Bill Katz (Senior Equity Analyst)

Okay, thank you very much. I just want to unpack the dividend a little bit further. So you affirmed the $0.72 this year, and you think you can grow that in the low-to-mid 30% range year-on-year, and it does sound like top line driven. So if I take 35% as a reasonable proxy, I get to about $0.97. And so as I look at the year-to-date dynamics between distributable earnings and the dividend, the payout rate's been about 100% round numbers. So I'm wondering if you could just talk about the algorithm in terms of capital allocation and why the import on the dollar, and is there a broader argument here to potentially move away from a dividend growth story and think about a broader capital return opportunity? Thank you.

Marc Lipschultz (Co-CEO)

Sure. Thank you, Bill. So that's right. We're targeting a low to mid dividend growth for 2025 versus 2024. That low to mid would put us somewhere around the $0.96. That is a, you know, approaching, if not 100% dividend payout ratio. That's really what we've been communicating to investors. It's where, you know, we've seen this year will step up to a, you know, 90, low 90s% payout ratio, and then we would look to bring that back down over time as we get past 2025. So we've continued to keep our eye on that in and around the dividend, in and around the $1 share dividend goal, and then over time, we'll bring that payout ratio back down a little bit.

Operator (participant)

We're happy to follow up. Patrick, I think you're on for a follow-up.

Patrick Davitt (Partner)

Oh, hey, thanks, guys. Kuvare just closed on July first. Could you update us on how we should think about kind of the regular way, annuity-type quarterly inflow you'll start to see from that, given the kind of ongoing annuity issuance from the insurance partner there? Thank you.

Marc Lipschultz (Co-CEO)

Yeah. The Kuvare acquisition is a very exciting one for us, and I want to reframe importantly, you know, what we did buy and what we didn't buy. So we bought the Kuvare Asset Management business, getting paid fees to manage assets in fashions that are packaged, delivered, both in terms of abilities and structures for insurance companies. We did not buy the insurance operations. We are not in the insurance business. We don't have a, you know, a spread-related earnings concept. We continue to have fee-related earnings. That's very important to our business model. So Kuvare remains very active in the insurance business and very successfully so. That is to say that they continue to be very successful in issuing annuities.

************

** Written request a **
Identify every line of the listing that contains the string "chart", treating case as significant.
The listing below is unrelated to the call excerpt above.

** Material shown **
************

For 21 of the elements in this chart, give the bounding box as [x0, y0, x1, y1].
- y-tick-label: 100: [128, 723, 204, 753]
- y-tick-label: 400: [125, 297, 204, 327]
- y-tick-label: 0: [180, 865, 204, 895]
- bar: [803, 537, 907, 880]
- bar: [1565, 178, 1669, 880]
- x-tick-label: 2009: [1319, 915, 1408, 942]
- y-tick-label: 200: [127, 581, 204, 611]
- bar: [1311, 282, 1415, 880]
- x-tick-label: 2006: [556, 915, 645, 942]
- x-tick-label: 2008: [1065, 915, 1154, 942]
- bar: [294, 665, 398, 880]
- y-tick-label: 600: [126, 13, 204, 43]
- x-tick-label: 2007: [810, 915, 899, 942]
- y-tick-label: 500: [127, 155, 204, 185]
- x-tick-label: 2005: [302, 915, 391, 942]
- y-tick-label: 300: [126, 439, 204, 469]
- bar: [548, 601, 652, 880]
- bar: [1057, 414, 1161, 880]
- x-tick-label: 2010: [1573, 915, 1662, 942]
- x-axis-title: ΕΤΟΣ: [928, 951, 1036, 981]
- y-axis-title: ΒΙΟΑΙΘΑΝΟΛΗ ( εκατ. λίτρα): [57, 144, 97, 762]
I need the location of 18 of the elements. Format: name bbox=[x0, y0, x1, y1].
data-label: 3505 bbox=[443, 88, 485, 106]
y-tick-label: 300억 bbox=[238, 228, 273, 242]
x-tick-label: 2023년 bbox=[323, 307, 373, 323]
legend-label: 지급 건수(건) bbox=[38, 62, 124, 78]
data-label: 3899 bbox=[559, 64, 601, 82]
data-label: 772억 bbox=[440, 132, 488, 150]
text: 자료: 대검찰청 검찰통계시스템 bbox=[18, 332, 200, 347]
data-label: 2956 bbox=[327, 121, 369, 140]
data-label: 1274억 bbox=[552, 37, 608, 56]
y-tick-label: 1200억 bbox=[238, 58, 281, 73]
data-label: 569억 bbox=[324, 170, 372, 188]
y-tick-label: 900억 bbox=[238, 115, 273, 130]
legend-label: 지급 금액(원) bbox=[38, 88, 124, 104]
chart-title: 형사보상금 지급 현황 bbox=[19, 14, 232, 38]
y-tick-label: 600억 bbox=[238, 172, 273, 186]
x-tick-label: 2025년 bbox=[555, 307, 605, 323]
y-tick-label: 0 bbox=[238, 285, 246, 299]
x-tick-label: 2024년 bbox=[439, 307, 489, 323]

************

** Written request b **
Answer the following from the call excerpt, one line each:
(i) What dividend amount did Bill Katz say had been affirmed for this year?
(ii) On what date did Patrick Davitt say Kuvare closed?
(iii) According to Marc Lipschultz, which Kuvare business was bought?

** Exercise response a **
For 21 of the elements in this chart, give the bounding box as [x0, y0, x1, y1].
chart-title: 형사보상금 지급 현황 bbox=[19, 14, 232, 38]

** Exercise response b **
(i) $0.72
(ii) July first
(iii) The Kuvare Asset Management business